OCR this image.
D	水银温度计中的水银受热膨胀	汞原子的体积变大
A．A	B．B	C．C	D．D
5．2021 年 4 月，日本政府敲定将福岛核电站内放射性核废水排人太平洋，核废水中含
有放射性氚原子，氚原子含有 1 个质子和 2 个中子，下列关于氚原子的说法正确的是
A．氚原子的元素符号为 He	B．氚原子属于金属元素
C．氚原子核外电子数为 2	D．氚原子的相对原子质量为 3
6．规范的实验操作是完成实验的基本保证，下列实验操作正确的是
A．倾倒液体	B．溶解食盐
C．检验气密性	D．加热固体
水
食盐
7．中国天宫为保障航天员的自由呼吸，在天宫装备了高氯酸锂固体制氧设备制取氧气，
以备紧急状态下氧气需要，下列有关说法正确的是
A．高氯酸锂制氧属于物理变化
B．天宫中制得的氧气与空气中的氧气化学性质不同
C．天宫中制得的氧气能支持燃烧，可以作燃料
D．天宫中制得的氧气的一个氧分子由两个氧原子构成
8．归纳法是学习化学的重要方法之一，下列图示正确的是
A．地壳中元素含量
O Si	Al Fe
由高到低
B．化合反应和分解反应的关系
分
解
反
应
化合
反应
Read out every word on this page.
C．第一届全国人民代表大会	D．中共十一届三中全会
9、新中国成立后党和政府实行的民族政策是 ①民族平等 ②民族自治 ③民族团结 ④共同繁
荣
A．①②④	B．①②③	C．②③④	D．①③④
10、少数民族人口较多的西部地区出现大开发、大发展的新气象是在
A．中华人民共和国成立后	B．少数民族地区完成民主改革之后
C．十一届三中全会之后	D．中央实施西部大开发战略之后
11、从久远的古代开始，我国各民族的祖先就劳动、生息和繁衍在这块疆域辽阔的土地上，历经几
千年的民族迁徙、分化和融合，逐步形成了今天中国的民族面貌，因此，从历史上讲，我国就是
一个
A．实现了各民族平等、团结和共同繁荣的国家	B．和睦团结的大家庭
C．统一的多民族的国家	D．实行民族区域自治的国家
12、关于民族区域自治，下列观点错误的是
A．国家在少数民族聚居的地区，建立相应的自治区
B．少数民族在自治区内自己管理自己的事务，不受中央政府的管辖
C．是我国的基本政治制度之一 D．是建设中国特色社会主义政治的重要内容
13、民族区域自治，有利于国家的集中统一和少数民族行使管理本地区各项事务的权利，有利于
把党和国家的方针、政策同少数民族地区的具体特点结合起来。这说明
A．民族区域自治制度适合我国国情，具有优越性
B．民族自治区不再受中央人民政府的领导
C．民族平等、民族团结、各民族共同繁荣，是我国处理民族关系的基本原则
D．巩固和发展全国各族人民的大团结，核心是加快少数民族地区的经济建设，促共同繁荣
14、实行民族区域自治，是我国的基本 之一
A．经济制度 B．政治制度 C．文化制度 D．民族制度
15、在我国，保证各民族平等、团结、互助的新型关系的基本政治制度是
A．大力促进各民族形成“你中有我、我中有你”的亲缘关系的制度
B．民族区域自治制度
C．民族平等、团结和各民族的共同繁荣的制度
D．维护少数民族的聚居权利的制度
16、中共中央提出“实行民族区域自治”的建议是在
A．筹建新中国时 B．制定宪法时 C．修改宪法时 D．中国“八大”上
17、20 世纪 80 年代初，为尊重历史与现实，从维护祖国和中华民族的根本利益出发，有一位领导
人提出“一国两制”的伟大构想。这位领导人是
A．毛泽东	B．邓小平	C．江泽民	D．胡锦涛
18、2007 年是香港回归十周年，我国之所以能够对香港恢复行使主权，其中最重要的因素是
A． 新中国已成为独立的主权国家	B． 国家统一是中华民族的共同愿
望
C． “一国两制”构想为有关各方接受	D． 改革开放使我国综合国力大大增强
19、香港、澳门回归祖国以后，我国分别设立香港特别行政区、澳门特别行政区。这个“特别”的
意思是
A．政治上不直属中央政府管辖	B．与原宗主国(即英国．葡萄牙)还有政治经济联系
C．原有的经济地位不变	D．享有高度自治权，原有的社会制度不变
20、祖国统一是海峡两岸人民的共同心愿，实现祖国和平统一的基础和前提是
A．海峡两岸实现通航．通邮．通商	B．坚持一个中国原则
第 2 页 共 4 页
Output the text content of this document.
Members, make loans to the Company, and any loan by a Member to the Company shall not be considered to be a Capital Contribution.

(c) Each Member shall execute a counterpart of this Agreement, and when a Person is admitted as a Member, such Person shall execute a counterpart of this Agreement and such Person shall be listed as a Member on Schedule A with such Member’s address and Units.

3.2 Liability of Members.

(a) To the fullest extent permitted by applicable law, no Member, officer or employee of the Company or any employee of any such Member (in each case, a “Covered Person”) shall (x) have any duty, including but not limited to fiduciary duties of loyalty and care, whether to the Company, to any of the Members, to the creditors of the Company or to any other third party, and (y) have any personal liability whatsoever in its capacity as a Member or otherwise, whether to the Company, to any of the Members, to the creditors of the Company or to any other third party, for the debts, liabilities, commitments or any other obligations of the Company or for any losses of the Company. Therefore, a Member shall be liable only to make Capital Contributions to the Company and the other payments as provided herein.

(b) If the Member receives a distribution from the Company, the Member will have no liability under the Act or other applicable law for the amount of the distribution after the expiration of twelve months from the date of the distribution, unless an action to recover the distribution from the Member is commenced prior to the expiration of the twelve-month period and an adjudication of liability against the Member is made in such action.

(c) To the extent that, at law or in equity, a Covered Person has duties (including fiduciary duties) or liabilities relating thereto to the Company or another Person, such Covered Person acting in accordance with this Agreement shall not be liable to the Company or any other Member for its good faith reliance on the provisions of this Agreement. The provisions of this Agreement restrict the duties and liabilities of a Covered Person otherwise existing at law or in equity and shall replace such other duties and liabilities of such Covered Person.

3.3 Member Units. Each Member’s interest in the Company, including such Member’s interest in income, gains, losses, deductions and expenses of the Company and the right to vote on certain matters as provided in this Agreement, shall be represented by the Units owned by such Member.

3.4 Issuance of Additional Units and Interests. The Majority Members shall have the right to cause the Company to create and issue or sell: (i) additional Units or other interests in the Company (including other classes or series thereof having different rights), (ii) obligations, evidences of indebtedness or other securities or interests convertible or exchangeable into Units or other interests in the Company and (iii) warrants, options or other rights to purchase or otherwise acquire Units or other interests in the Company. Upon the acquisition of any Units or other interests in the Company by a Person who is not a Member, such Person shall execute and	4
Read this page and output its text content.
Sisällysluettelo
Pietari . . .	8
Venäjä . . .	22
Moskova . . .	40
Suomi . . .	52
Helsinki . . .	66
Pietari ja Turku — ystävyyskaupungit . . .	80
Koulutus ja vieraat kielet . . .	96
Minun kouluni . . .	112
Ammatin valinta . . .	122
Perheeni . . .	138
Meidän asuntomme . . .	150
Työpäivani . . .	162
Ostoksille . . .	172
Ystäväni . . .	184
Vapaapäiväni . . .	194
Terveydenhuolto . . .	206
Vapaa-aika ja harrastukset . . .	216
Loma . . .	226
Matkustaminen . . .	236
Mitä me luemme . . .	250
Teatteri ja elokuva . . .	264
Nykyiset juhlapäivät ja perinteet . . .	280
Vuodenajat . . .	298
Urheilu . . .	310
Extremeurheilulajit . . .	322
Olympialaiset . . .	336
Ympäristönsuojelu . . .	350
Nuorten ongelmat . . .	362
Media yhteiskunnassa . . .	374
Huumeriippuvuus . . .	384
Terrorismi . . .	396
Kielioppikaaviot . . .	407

▸ **Given exercise**
Above are some records; repeat all of them exactly.

▸ **Written reply**
OCR this image.
D	水银温度计中的水银受热膨胀	汞原子的体积变大
A．A	B．B	C．C	D．D
5．2021 年 4 月，日本政府敲定将福岛核电站内放射性核废水排人太平洋，核废水中含
有放射性氚原子，氚原子含有 1 个质子和 2 个中子，下列关于氚原子的说法正确的是
A．氚原子的元素符号为 He	B．氚原子属于金属元素
C．氚原子核外电子数为 2	D．氚原子的相对原子质量为 3
6．规范的实验操作是完成实验的基本保证，下列实验操作正确的是
A．倾倒液体	B．溶解食盐
C．检验气密性	D．加热固体
水
食盐
7．中国天宫为保障航天员的自由呼吸，在天宫装备了高氯酸锂固体制氧设备制取氧气，
以备紧急状态下氧气需要，下列有关说法正确的是
A．高氯酸锂制氧属于物理变化
B．天宫中制得的氧气与空气中的氧气化学性质不同
C．天宫中制得的氧气能支持燃烧，可以作燃料
D．天宫中制得的氧气的一个氧分子由两个氧原子构成
8．归纳法是学习化学的重要方法之一，下列图示正确的是
A．地壳中元素含量
O Si	Al Fe
由高到低
B．化合反应和分解反应的关系
分
解
反
应
化合
反应
Read out every word on this page.
C．第一届全国人民代表大会	D．中共十一届三中全会
9、新中国成立后党和政府实行的民族政策是 ①民族平等 ②民族自治 ③民族团结 ④共同繁
荣
A．①②④	B．①②③	C．②③④	D．①③④
10、少数民族人口较多的西部地区出现大开发、大发展的新气象是在
A．中华人民共和国成立后	B．少数民族地区完成民主改革之后
C．十一届三中全会之后	D．中央实施西部大开发战略之后
11、从久远的古代开始，我国各民族的祖先就劳动、生息和繁衍在这块疆域辽阔的土地上，历经几
千年的民族迁徙、分化和融合，逐步形成了今天中国的民族面貌，因此，从历史上讲，我国就是
一个
A．实现了各民族平等、团结和共同繁荣的国家	B．和睦团结的大家庭
C．统一的多民族的国家	D．实行民族区域自治的国家
12、关于民族区域自治，下列观点错误的是
A．国家在少数民族聚居的地区，建立相应的自治区
B．少数民族在自治区内自己管理自己的事务，不受中央政府的管辖
C．是我国的基本政治制度之一 D．是建设中国特色社会主义政治的重要内容
13、民族区域自治，有利于国家的集中统一和少数民族行使管理本地区各项事务的权利，有利于
把党和国家的方针、政策同少数民族地区的具体特点结合起来。这说明
A．民族区域自治制度适合我国国情，具有优越性
B．民族自治区不再受中央人民政府的领导
C．民族平等、民族团结、各民族共同繁荣，是我国处理民族关系的基本原则
D．巩固和发展全国各族人民的大团结，核心是加快少数民族地区的经济建设，促共同繁荣
14、实行民族区域自治，是我国的基本 之一
A．经济制度 B．政治制度 C．文化制度 D．民族制度
15、在我国，保证各民族平等、团结、互助的新型关系的基本政治制度是
A．大力促进各民族形成“你中有我、我中有你”的亲缘关系的制度
B．民族区域自治制度
C．民族平等、团结和各民族的共同繁荣的制度
D．维护少数民族的聚居权利的制度
16、中共中央提出“实行民族区域自治”的建议是在
A．筹建新中国时 B．制定宪法时 C．修改宪法时 D．中国“八大”上
17、20 世纪 80 年代初，为尊重历史与现实，从维护祖国和中华民族的根本利益出发，有一位领导
人提出“一国两制”的伟大构想。这位领导人是
A．毛泽东	B．邓小平	C．江泽民	D．胡锦涛
18、2007 年是香港回归十周年，我国之所以能够对香港恢复行使主权，其中最重要的因素是
A． 新中国已成为独立的主权国家	B． 国家统一是中华民族的共同愿
望
C． “一国两制”构想为有关各方接受	D． 改革开放使我国综合国力大大增强
19、香港、澳门回归祖国以后，我国分别设立香港特别行政区、澳门特别行政区。这个“特别”的
意思是
A．政治上不直属中央政府管辖	B．与原宗主国(即英国．葡萄牙)还有政治经济联系
C．原有的经济地位不变	D．享有高度自治权，原有的社会制度不变
20、祖国统一是海峡两岸人民的共同心愿，实现祖国和平统一的基础和前提是
A．海峡两岸实现通航．通邮．通商	B．坚持一个中国原则
第 2 页 共 4 页
Output the text content of this document.
Members, make loans to the Company, and any loan by a Member to the Company shall not be considered to be a Capital Contribution.

(c) Each Member shall execute a counterpart of this Agreement, and when a Person is admitted as a Member, such Person shall execute a counterpart of this Agreement and such Person shall be listed as a Member on Schedule A with such Member’s address and Units.

3.2 Liability of Members.

(a) To the fullest extent permitted by applicable law, no Member, officer or employee of the Company or any employee of any such Member (in each case, a “Covered Person”) shall (x) have any duty, including but not limited to fiduciary duties of loyalty and care, whether to the Company, to any of the Members, to the creditors of the Company or to any other third party, and (y) have any personal liability whatsoever in its capacity as a Member or otherwise, whether to the Company, to any of the Members, to the creditors of the Company or to any other third party, for the debts, liabilities, commitments or any other obligations of the Company or for any losses of the Company. Therefore, a Member shall be liable only to make Capital Contributions to the Company and the other payments as provided herein.

(b) If the Member receives a distribution from the Company, the Member will have no liability under the Act or other applicable law for the amount of the distribution after the expiration of twelve months from the date of the distribution, unless an action to recover the distribution from the Member is commenced prior to the expiration of the twelve-month period and an adjudication of liability against the Member is made in such action.

(c) To the extent that, at law or in equity, a Covered Person has duties (including fiduciary duties) or liabilities relating thereto to the Company or another Person, such Covered Person acting in accordance with this Agreement shall not be liable to the Company or any other Member for its good faith reliance on the provisions of this Agreement. The provisions of this Agreement restrict the duties and liabilities of a Covered Person otherwise existing at law or in equity and shall replace such other duties and liabilities of such Covered Person.

3.3 Member Units. Each Member’s interest in the Company, including such Member’s interest in income, gains, losses, deductions and expenses of the Company and the right to vote on certain matters as provided in this Agreement, shall be represented by the Units owned by such Member.

3.4 Issuance of Additional Units and Interests. The Majority Members shall have the right to cause the Company to create and issue or sell: (i) additional Units or other interests in the Company (including other classes or series thereof having different rights), (ii) obligations, evidences of indebtedness or other securities or interests convertible or exchangeable into Units or other interests in the Company and (iii) warrants, options or other rights to purchase or otherwise acquire Units or other interests in the Company. Upon the acquisition of any Units or other interests in the Company by a Person who is not a Member, such Person shall execute and	4
Read this page and output its text content.
Sisällysluettelo
Pietari . . .	8
Venäjä . . .	22
Moskova . . .	40
Suomi . . .	52
Helsinki . . .	66
Pietari ja Turku — ystävyyskaupungit . . .	80
Koulutus ja vieraat kielet . . .	96
Minun kouluni . . .	112
Ammatin valinta . . .	122
Perheeni . . .	138
Meidän asuntomme . . .	150
Työpäivani . . .	162
Ostoksille . . .	172
Ystäväni . . .	184
Vapaapäiväni . . .	194
Terveydenhuolto . . .	206
Vapaa-aika ja harrastukset . . .	216
Loma . . .	226
Matkustaminen . . .	236
Mitä me luemme . . .	250
Teatteri ja elokuva . . .	264
Nykyiset juhlapäivät ja perinteet . . .	280
Vuodenajat . . .	298
Urheilu . . .	310
Extremeurheilulajit . . .	322
Olympialaiset . . .	336
Ympäristönsuojelu . . .	350
Nuorten ongelmat . . .	362
Media yhteiskunnassa . . .	374
Huumeriippuvuus . . .	384
Terrorismi . . .	396
Kielioppikaaviot . . .	407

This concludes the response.